━━━━━ TASK INPUTS

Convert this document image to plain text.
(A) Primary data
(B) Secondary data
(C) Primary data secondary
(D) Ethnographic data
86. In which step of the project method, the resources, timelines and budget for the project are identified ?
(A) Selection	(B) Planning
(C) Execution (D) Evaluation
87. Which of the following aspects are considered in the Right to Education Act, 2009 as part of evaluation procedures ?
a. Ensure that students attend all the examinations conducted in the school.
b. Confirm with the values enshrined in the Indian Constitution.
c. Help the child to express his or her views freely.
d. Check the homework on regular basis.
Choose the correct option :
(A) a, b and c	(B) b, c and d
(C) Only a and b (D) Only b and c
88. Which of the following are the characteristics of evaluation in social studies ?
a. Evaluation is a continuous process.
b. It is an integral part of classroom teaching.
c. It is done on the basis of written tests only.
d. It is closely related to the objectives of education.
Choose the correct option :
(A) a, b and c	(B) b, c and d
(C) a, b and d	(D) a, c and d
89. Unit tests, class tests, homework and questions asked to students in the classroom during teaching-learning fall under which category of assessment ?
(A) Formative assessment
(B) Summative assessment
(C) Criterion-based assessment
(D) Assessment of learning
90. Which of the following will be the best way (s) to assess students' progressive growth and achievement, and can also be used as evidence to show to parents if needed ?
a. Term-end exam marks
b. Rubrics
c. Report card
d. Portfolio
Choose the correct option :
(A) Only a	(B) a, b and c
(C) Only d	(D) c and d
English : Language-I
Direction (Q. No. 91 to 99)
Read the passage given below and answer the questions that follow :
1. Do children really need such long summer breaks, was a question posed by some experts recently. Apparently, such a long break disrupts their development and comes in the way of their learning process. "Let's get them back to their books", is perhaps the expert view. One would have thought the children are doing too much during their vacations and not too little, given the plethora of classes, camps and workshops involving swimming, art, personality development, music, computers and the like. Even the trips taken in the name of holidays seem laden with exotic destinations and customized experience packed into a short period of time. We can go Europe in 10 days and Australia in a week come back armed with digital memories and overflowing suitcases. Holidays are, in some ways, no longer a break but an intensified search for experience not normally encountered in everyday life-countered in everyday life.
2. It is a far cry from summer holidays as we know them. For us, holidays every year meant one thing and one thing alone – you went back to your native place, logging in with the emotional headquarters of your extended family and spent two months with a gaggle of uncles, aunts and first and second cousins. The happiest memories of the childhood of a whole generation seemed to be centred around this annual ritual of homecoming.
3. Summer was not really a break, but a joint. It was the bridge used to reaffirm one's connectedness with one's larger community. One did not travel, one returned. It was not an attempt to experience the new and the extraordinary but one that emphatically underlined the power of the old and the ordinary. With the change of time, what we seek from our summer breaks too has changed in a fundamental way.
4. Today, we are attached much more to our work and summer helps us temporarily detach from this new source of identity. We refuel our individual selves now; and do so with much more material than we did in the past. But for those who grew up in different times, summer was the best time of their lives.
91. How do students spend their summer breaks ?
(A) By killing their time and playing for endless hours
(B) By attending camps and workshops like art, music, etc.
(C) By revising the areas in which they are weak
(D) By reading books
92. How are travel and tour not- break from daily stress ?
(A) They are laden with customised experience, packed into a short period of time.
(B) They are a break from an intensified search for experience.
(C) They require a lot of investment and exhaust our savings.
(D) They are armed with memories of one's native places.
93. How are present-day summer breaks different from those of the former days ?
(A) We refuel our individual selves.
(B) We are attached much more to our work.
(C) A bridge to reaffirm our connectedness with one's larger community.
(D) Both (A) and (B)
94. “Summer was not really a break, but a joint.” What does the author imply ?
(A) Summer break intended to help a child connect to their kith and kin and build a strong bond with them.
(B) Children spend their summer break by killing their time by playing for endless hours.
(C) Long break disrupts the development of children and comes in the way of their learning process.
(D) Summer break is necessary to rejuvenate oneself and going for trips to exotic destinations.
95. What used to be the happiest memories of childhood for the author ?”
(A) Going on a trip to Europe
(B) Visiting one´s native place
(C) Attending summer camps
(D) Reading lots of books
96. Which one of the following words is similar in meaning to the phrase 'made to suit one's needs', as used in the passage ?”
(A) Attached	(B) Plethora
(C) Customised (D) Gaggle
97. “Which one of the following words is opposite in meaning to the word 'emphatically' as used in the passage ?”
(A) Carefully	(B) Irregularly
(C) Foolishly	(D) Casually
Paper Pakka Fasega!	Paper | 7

━━━━━━━━━━

§ **SET TASK**: For each line in the data above that contains the string "exotic", extract the line.

§ **COMPLETED EXERCISE**:
1. Do children really need such long summer breaks, was a question posed by some experts recently. Apparently, such a long break disrupts their development and comes in the way of their learning process. "Let's get them back to their books", is perhaps the expert view. One would have thought the children are doing too much during their vacations and not too little, given the plethora of classes, camps and workshops involving swimming, art, personality development, music, computers and the like. Even the trips taken in the name of holidays seem laden with exotic destinations and customized experience packed into a short period of time. We can go Europe in 10 days and Australia in a week come back armed with digital memories and overflowing suitcases. Holidays are, in some ways, no longer a break but an intensified search for experience not normally encountered in everyday life-countered in everyday life.
(D) Summer break is necessary to rejuvenate oneself and going for trips to exotic destinations.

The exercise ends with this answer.